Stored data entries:
## START

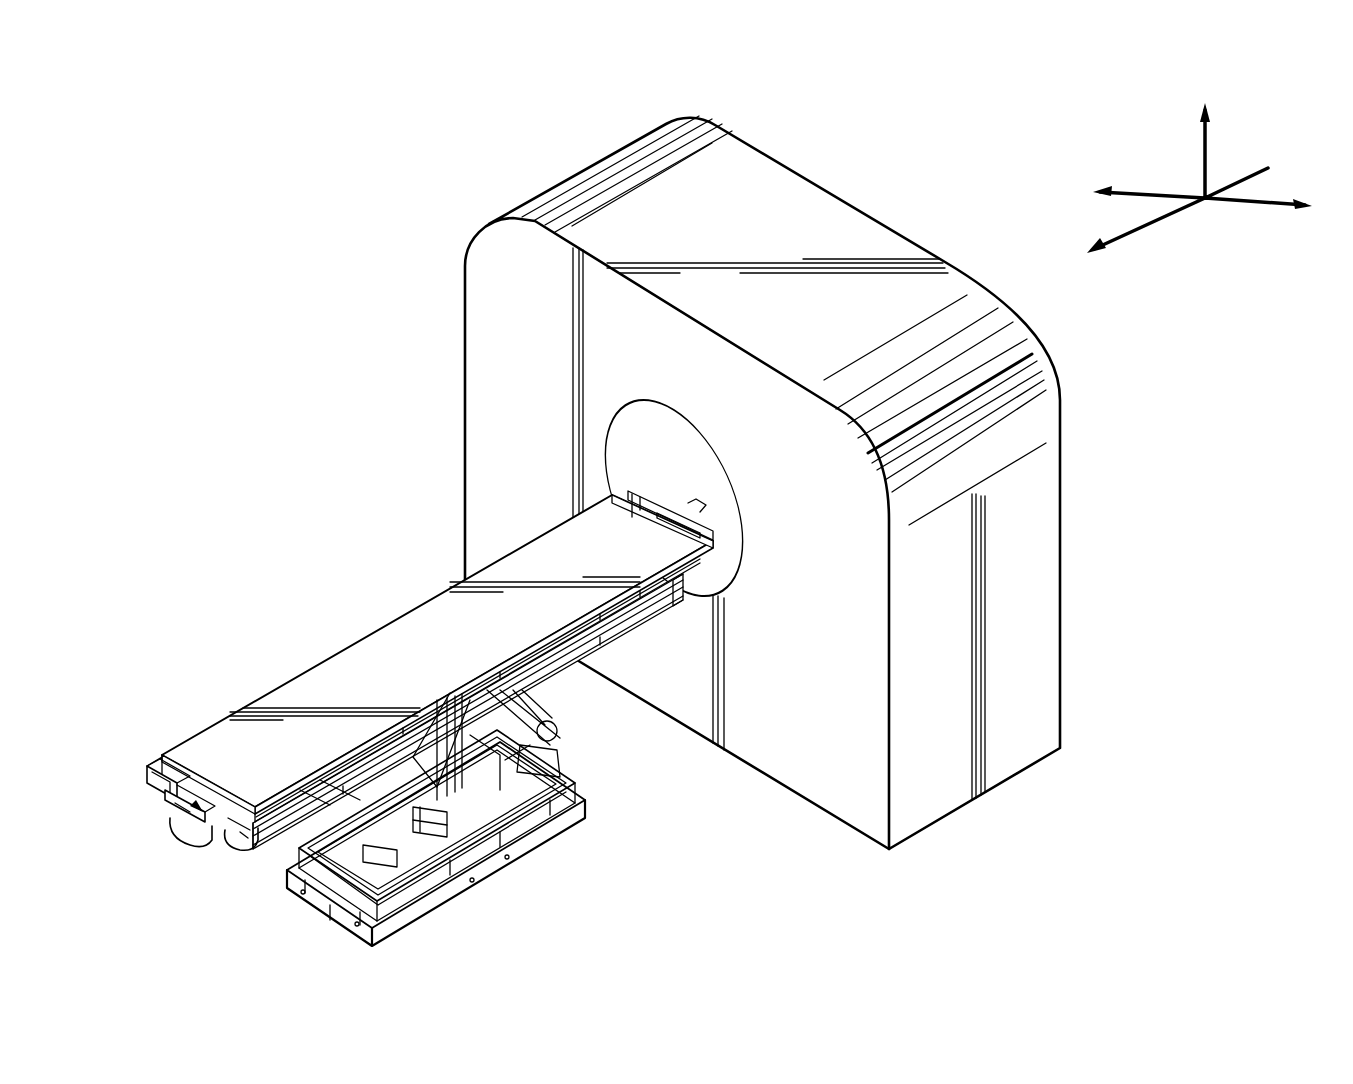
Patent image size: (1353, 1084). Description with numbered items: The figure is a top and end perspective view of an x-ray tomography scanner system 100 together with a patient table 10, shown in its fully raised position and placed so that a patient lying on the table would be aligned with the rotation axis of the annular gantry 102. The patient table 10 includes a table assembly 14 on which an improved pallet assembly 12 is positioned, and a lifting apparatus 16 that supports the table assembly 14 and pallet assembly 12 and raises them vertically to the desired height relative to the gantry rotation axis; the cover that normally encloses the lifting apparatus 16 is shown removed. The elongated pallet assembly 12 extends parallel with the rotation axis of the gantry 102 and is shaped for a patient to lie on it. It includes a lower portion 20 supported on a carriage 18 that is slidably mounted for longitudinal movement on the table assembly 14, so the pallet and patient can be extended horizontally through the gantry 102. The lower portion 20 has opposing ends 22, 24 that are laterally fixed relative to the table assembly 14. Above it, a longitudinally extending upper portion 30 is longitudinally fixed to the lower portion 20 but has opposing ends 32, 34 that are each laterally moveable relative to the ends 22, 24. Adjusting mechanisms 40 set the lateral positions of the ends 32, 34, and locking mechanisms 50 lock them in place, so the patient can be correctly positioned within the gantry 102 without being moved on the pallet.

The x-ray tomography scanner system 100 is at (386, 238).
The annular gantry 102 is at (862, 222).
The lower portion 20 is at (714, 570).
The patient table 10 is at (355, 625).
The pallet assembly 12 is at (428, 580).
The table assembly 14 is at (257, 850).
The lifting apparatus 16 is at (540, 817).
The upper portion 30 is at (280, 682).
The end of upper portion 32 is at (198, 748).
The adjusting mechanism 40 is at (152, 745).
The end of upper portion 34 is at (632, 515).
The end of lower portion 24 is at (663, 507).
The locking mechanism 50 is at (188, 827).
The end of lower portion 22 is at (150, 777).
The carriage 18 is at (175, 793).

## END
## START

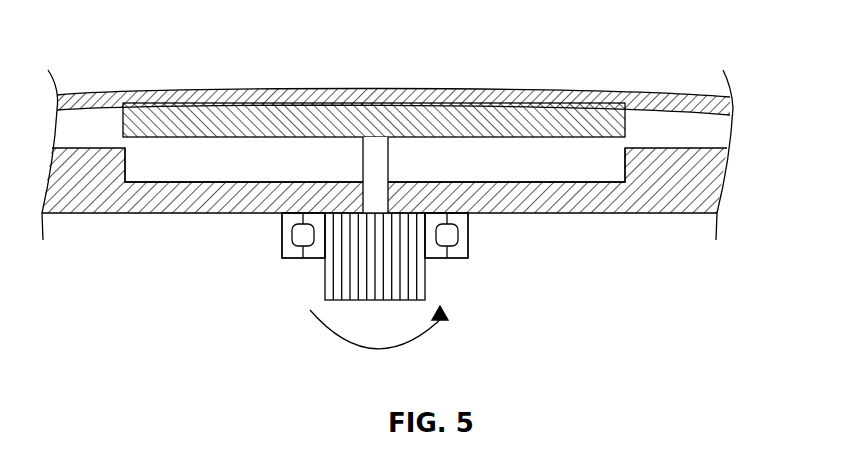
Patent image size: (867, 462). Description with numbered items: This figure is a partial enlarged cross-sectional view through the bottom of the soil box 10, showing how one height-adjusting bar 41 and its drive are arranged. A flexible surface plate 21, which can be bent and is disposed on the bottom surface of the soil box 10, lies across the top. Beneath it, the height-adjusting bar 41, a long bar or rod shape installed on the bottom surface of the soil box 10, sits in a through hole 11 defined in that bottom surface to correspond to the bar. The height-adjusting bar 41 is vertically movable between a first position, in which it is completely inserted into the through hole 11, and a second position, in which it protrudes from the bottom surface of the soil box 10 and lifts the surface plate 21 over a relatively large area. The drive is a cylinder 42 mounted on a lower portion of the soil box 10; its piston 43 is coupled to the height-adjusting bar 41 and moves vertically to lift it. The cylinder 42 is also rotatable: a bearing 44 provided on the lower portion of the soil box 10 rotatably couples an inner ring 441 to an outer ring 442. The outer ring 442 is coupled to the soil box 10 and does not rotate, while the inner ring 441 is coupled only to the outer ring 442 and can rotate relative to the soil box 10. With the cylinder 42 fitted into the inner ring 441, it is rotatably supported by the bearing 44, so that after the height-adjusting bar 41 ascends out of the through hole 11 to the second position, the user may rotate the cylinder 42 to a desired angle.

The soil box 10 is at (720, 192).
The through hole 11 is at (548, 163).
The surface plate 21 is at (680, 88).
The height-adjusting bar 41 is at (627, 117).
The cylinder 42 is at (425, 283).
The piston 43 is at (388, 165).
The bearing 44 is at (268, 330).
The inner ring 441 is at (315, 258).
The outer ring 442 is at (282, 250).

## END
## START

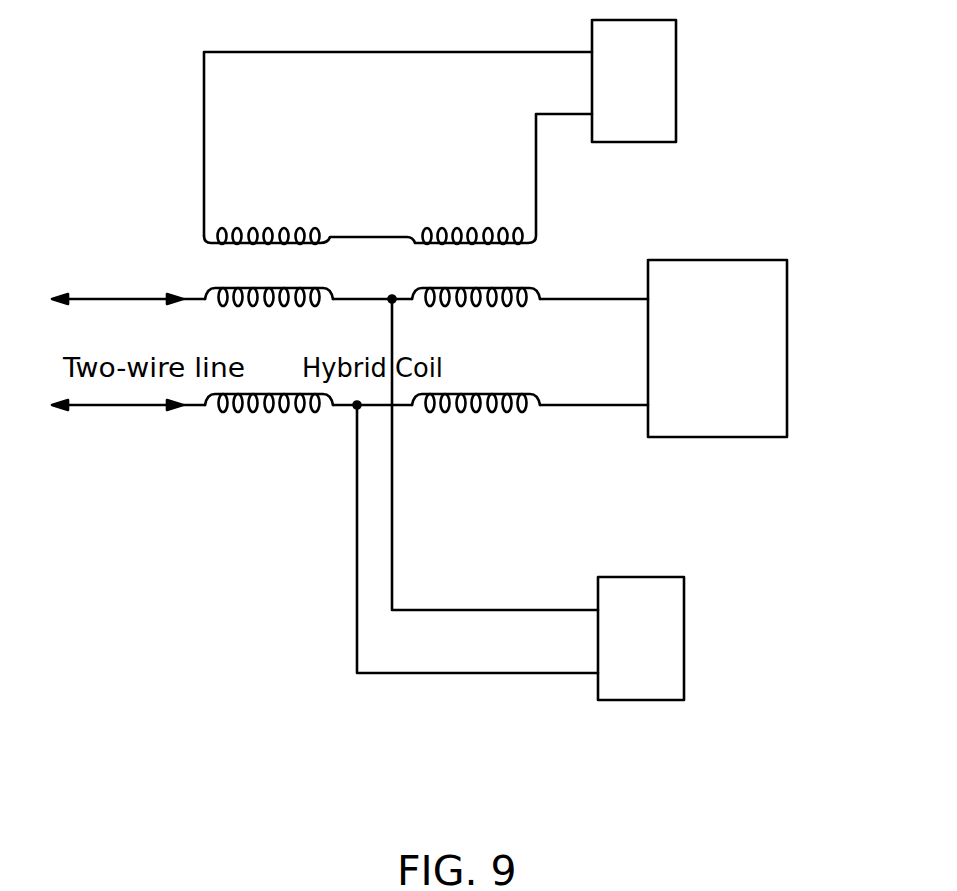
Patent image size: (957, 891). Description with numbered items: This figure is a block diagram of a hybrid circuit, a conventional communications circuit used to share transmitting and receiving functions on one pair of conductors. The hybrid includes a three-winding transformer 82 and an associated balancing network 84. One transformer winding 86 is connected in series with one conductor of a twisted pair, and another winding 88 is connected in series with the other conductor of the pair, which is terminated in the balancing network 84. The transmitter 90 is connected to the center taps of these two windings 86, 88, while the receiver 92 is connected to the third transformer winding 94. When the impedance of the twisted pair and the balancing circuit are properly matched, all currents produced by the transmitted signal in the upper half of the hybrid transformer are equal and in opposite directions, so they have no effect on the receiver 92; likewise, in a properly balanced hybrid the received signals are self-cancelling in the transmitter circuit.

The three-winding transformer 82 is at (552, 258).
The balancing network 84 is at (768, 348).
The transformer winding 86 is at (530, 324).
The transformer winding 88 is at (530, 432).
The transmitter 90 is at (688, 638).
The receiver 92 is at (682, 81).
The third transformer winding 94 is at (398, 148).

## END

What is asked:
Pull out every line above that includes the word "balancing", and copy each one in full.

Completed task:
Patent image size: (957, 891). Description with numbered items: This figure is a block diagram of a hybrid circuit, a conventional communications circuit used to share transmitting and receiving functions on one pair of conductors. The hybrid includes a three-winding transformer 82 and an associated balancing network 84. One transformer winding 86 is connected in series with one conductor of a twisted pair, and another winding 88 is connected in series with the other conductor of the pair, which is terminated in the balancing network 84. The transmitter 90 is connected to the center taps of these two windings 86, 88, while the receiver 92 is connected to the third transformer winding 94. When the impedance of the twisted pair and the balancing circuit are properly matched, all currents produced by the transmitted signal in the upper half of the hybrid transformer are equal and in opposite directions, so they have no effect on the receiver 92; likewise, in a properly balanced hybrid the received signals are self-cancelling in the transmitter circuit.
The balancing network 84 is at (768, 348).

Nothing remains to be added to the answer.